──────── RECORD EXCERPTS

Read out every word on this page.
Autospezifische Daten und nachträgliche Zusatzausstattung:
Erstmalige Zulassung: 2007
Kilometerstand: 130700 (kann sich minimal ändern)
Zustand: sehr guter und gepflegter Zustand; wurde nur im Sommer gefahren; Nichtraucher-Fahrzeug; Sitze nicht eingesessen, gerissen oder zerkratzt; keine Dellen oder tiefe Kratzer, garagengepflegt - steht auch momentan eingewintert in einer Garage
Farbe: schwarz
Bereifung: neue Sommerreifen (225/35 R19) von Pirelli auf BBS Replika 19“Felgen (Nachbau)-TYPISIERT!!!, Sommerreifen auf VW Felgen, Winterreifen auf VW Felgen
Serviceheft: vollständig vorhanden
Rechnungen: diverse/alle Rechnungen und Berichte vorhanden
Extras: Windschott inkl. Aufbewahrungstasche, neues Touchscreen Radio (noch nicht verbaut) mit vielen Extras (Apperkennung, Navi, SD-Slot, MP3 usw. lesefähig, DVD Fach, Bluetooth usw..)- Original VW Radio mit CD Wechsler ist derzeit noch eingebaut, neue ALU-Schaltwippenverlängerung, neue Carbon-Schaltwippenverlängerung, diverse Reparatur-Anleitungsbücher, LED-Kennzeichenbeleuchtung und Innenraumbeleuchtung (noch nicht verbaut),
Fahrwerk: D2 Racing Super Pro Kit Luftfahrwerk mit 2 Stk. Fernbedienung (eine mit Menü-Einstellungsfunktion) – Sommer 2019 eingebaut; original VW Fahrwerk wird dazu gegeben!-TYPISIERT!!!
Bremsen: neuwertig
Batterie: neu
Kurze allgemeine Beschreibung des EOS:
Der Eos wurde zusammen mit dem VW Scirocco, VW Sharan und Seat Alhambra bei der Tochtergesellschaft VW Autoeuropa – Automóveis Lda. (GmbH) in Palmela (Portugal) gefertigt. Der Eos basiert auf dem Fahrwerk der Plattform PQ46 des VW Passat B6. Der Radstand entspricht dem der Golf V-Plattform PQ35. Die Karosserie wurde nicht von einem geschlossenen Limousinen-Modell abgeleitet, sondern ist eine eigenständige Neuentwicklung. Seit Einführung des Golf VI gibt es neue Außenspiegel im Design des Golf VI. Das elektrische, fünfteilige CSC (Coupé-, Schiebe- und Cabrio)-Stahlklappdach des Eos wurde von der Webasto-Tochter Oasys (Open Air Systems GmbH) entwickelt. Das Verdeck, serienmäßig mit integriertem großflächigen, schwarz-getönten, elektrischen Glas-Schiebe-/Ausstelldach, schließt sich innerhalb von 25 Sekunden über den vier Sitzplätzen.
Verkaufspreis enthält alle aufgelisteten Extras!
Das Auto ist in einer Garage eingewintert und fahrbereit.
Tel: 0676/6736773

────────────────

Extract the full set of entries word for word.

Read out every word on this page.
Autospezifische Daten und nachträgliche Zusatzausstattung:
Erstmalige Zulassung: 2007
Kilometerstand: 130700 (kann sich minimal ändern)
Zustand: sehr guter und gepflegter Zustand; wurde nur im Sommer gefahren; Nichtraucher-Fahrzeug; Sitze nicht eingesessen, gerissen oder zerkratzt; keine Dellen oder tiefe Kratzer, garagengepflegt - steht auch momentan eingewintert in einer Garage
Farbe: schwarz
Bereifung: neue Sommerreifen (225/35 R19) von Pirelli auf BBS Replika 19“Felgen (Nachbau)-TYPISIERT!!!, Sommerreifen auf VW Felgen, Winterreifen auf VW Felgen
Serviceheft: vollständig vorhanden
Rechnungen: diverse/alle Rechnungen und Berichte vorhanden
Extras: Windschott inkl. Aufbewahrungstasche, neues Touchscreen Radio (noch nicht verbaut) mit vielen Extras (Apperkennung, Navi, SD-Slot, MP3 usw. lesefähig, DVD Fach, Bluetooth usw..)- Original VW Radio mit CD Wechsler ist derzeit noch eingebaut, neue ALU-Schaltwippenverlängerung, neue Carbon-Schaltwippenverlängerung, diverse Reparatur-Anleitungsbücher, LED-Kennzeichenbeleuchtung und Innenraumbeleuchtung (noch nicht verbaut),
Fahrwerk: D2 Racing Super Pro Kit Luftfahrwerk mit 2 Stk. Fernbedienung (eine mit Menü-Einstellungsfunktion) – Sommer 2019 eingebaut; original VW Fahrwerk wird dazu gegeben!-TYPISIERT!!!
Bremsen: neuwertig
Batterie: neu
Kurze allgemeine Beschreibung des EOS:
Der Eos wurde zusammen mit dem VW Scirocco, VW Sharan und Seat Alhambra bei der Tochtergesellschaft VW Autoeuropa – Automóveis Lda. (GmbH) in Palmela (Portugal) gefertigt. Der Eos basiert auf dem Fahrwerk der Plattform PQ46 des VW Passat B6. Der Radstand entspricht dem der Golf V-Plattform PQ35. Die Karosserie wurde nicht von einem geschlossenen Limousinen-Modell abgeleitet, sondern ist eine eigenständige Neuentwicklung. Seit Einführung des Golf VI gibt es neue Außenspiegel im Design des Golf VI. Das elektrische, fünfteilige CSC (Coupé-, Schiebe- und Cabrio)-Stahlklappdach des Eos wurde von der Webasto-Tochter Oasys (Open Air Systems GmbH) entwickelt. Das Verdeck, serienmäßig mit integriertem großflächigen, schwarz-getönten, elektrischen Glas-Schiebe-/Ausstelldach, schließt sich innerhalb von 25 Sekunden über den vier Sitzplätzen.
Verkaufspreis enthält alle aufgelisteten Extras!
Das Auto ist in einer Garage eingewintert und fahrbereit.
Tel: 0676/6736773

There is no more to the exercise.